:: Task A ::
Answer these questions from the text on the William Inglis Hotel.
(i) In what year was the land for the new site at Warwick Farm acquired?
(ii) At approximately what cost was the precinct completed, and in what year?
(iii) On which road is the hotel located?
:: Task B ::
Extend the text on the William Inglis Hotel by writing the paragraph that follows its last sentence.

Text segment Start Marker

After conducting thoroughbred sales for more than a century at the company's historic Newmarket complex in Randwick, plans were announced in the late 2000s to relocate operations to a purpose-built site adjoining Warwick Farm Racecourse, on land acquired in 2009. During construction, Arthur Inglis and his family experienced the death of their daughter, Olivia Inglis, in an equestrian accident in 2016.

Despite this, development continued, and the approximately A$140 million precinct was completed in 2018. In addition to the hotel, the redevelopment includes large horse stables, landscaped gardens, covered walkways, event spaces and a purpose-built thoroughbred sales complex to create a new headquarters for the company after more than a century at Randwick. Its opening coincided with the transfer of Inglis' major thoroughbred auctions to Warwick Farm.
==Geography==
The William Inglis Hotel is located on Governor Macquarie Drive in Warwick Farm, near the border with Chipping Norton, approximately 25 minutes from Sydney Airport and about 30 kilometres (19 mi) south-west of the Sydney central business district. The hotel overlooks Warwick Farm Racecourse, allowing guests to observe trackwork from several areas of the hotel.

Text segment End Marker
Supplied material Start Marker

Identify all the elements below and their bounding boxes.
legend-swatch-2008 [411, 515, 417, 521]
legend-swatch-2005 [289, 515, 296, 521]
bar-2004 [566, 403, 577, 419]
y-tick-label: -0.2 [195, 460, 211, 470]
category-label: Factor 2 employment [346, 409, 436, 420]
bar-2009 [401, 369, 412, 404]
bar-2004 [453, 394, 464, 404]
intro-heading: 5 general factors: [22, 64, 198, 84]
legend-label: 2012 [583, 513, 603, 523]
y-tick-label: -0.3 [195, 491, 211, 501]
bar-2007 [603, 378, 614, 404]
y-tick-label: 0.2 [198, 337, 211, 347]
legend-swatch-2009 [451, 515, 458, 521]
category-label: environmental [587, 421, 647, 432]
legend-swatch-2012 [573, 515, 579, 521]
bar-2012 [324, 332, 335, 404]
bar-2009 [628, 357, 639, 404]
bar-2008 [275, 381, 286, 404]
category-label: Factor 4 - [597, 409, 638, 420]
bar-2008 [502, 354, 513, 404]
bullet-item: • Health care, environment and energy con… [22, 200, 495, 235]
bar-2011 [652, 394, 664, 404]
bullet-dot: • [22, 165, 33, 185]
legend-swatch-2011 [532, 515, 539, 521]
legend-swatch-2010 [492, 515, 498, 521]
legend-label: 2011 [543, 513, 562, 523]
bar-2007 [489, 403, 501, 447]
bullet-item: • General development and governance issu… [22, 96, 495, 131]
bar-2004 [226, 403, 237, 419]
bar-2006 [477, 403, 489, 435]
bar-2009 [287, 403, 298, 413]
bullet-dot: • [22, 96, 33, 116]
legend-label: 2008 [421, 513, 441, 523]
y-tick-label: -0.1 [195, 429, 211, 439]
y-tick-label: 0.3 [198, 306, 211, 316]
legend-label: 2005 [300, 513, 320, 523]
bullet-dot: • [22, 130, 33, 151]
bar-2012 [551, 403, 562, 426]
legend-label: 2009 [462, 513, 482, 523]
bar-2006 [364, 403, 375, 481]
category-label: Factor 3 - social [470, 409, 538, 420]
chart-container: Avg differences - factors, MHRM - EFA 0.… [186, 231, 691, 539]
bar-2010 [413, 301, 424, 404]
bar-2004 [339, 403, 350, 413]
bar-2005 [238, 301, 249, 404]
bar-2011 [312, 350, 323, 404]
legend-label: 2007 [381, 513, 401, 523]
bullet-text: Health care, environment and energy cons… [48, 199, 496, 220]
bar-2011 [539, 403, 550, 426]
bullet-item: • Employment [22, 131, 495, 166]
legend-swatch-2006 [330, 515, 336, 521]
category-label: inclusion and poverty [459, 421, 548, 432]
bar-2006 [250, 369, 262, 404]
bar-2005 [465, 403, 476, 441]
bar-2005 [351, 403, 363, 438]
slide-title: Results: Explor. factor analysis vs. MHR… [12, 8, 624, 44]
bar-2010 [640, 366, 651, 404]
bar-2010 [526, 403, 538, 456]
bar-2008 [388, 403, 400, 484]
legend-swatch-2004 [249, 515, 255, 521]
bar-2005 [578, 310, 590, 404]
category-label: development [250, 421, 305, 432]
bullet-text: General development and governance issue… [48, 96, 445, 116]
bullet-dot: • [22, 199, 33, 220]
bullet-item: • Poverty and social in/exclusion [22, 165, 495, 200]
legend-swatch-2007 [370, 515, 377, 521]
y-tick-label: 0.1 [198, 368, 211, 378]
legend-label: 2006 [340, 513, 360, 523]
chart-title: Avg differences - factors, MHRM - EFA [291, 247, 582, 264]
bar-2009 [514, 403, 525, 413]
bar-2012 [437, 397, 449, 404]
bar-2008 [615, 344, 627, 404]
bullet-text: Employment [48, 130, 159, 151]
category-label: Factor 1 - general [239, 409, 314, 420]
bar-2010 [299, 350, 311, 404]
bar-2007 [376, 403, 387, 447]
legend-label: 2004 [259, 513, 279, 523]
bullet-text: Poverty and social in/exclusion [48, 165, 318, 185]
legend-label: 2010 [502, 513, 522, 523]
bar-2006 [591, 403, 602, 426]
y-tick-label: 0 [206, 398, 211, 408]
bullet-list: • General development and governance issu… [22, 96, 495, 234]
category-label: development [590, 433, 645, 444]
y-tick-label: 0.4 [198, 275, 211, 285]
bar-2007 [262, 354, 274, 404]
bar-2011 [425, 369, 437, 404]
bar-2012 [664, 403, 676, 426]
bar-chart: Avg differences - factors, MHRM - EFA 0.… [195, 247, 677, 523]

Supplied material End Marker

:: Answer box A ::
(i) 2009
(ii) Approximately A$140 million, in 2018
(iii) Governor Macquarie Drive

:: Answer box B ::
Located on the outskirts of Sydney, the hotel is situated near areas of bushland, including the river-flat eucalypt forests along the Georges River. It also overlooks the Georges River to the east, Chipping Norton Lake to the north-west and Cabramatta Creek to the north, with walking tracks and other recreational opportunities in the surrounding area. Many rooms and the rooftop pool overlook Warwick Farm Racecourse, while the hotel is within walking distance of Warwick Farm railway station. It is accessible via the Hume Highway and, further west, the Cumberland Highway, and is situated on the north-western fringe of Liverpool.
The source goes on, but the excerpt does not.